TASK DIRECTIONS >>
Give only the number of lines in the listing below where the string "MEMOIRES" occurs.

** Start **

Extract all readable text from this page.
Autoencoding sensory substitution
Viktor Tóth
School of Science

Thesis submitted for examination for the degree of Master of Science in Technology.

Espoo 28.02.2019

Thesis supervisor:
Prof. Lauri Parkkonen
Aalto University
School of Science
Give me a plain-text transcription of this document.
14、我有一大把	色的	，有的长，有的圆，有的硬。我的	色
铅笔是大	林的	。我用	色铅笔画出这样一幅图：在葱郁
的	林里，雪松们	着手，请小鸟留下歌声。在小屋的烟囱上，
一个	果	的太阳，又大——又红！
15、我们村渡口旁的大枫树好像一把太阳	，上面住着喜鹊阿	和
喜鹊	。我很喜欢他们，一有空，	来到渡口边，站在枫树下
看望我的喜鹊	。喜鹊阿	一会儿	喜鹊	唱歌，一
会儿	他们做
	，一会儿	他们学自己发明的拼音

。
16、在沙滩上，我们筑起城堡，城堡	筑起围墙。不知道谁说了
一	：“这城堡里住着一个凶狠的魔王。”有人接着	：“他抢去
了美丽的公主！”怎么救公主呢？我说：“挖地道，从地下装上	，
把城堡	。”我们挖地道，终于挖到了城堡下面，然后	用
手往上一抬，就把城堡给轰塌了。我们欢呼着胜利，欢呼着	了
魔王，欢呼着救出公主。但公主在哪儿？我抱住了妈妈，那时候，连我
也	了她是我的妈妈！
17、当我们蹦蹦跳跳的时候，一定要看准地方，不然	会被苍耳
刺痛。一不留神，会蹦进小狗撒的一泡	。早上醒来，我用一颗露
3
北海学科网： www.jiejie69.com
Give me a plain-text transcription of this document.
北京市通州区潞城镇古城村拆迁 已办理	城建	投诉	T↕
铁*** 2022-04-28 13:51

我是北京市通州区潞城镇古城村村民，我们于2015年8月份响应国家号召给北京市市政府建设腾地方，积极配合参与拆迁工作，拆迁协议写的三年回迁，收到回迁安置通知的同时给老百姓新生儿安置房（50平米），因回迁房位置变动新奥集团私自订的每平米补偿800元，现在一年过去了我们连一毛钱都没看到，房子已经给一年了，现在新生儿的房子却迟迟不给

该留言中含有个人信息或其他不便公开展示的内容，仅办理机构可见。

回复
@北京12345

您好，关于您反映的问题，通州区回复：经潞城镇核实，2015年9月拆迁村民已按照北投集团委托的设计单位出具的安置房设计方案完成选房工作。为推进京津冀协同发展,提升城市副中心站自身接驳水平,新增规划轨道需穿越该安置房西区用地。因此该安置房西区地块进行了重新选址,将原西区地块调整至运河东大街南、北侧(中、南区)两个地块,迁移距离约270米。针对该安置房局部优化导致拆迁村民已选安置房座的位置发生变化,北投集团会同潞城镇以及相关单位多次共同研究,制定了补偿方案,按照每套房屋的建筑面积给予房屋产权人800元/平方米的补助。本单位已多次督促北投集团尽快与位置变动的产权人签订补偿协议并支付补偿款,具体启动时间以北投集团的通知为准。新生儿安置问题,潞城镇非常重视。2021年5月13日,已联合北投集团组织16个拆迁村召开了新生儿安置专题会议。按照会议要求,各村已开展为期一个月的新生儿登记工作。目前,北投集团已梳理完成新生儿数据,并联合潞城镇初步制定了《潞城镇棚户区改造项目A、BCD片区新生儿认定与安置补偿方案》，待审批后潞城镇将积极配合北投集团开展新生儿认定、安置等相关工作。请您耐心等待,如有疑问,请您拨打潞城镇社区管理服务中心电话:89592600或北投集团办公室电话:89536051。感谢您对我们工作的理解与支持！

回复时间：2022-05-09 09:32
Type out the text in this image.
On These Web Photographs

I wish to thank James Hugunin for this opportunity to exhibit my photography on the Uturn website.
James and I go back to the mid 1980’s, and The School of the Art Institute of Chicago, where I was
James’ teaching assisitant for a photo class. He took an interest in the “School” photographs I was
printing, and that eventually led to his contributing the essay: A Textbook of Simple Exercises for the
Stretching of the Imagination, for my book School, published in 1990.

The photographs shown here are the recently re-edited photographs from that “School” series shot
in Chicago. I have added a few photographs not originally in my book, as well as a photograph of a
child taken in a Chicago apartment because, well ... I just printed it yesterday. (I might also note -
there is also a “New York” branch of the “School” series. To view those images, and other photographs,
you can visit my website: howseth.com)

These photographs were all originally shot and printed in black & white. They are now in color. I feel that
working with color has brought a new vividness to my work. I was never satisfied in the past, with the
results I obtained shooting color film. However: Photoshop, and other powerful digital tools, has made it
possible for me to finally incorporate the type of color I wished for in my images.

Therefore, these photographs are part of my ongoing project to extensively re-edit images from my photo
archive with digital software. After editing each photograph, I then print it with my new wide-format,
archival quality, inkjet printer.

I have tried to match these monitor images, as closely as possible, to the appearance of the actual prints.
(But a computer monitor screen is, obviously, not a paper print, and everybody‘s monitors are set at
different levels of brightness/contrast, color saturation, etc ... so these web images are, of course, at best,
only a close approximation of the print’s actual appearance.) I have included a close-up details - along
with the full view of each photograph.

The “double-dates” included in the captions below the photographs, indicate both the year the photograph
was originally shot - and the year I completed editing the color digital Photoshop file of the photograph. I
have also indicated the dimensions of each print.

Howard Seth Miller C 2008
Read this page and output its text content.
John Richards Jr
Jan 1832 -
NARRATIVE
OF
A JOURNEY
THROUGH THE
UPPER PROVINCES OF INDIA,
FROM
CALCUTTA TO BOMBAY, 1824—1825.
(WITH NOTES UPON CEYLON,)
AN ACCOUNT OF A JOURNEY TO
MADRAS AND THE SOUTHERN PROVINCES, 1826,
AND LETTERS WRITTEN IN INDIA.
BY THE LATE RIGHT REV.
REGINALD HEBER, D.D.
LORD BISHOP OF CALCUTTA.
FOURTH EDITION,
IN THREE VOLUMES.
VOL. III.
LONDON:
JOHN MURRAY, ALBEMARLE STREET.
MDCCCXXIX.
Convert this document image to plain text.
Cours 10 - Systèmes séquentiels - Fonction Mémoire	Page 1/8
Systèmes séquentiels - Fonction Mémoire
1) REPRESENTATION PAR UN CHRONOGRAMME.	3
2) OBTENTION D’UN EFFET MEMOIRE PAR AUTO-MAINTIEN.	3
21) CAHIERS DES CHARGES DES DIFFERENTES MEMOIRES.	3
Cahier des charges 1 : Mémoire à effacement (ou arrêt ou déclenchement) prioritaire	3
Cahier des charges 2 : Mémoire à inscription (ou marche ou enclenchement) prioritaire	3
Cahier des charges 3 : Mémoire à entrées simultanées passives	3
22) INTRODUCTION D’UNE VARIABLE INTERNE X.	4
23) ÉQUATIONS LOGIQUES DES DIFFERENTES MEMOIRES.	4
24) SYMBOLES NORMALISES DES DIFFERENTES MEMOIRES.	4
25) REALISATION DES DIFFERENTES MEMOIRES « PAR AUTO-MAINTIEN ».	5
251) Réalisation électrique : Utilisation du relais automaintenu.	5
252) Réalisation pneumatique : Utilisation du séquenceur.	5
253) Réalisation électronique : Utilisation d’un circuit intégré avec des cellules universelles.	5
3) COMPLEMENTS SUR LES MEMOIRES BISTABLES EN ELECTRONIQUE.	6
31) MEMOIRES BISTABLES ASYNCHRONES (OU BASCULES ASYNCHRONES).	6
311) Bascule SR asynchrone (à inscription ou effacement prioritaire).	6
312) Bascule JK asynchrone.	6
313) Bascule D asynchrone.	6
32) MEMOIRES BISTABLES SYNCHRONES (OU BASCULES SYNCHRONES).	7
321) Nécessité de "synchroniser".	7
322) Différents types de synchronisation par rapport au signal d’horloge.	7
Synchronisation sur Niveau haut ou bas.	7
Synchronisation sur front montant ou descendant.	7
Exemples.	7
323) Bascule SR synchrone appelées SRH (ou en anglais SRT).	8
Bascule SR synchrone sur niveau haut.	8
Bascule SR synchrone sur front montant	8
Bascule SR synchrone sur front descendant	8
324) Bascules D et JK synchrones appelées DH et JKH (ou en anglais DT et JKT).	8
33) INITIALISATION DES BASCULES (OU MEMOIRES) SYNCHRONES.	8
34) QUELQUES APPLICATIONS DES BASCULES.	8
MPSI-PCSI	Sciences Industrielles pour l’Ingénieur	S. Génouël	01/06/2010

** End **

TASK RESULT >>
8